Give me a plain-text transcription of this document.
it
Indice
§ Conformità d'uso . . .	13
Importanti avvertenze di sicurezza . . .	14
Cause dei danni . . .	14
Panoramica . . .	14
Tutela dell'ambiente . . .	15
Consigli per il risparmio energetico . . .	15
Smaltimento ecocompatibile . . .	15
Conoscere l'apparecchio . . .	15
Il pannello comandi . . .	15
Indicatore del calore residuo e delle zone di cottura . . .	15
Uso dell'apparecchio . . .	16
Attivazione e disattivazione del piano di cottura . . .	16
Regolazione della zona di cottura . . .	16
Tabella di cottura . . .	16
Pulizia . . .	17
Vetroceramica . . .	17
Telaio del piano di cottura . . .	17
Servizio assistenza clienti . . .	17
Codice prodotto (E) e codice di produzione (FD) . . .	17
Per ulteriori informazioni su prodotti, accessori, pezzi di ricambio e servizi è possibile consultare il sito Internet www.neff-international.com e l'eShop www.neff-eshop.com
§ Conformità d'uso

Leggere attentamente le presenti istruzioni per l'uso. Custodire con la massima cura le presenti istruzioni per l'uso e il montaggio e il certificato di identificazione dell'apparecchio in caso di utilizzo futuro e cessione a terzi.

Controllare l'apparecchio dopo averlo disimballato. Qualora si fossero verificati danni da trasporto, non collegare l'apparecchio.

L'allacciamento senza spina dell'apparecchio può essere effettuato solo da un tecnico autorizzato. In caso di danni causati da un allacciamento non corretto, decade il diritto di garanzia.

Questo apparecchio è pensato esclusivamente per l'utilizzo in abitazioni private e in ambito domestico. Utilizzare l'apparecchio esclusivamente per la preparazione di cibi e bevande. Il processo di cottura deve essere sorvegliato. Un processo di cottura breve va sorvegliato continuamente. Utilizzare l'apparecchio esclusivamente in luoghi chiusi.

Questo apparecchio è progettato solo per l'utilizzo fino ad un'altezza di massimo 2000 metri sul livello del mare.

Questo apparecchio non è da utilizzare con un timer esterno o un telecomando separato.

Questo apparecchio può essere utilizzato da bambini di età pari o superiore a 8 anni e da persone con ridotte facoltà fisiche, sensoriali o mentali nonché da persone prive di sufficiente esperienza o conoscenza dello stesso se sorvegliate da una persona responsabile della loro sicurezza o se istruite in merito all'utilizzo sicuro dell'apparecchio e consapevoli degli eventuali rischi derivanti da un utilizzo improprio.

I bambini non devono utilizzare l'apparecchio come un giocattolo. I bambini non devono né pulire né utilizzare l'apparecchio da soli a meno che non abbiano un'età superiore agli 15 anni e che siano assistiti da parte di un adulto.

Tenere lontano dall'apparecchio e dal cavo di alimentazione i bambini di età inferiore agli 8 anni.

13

REQUIRED TASK
Identify how many lines in the entries above include the string "cottura", then state that number alone.

COMPLETE OUTPUT
6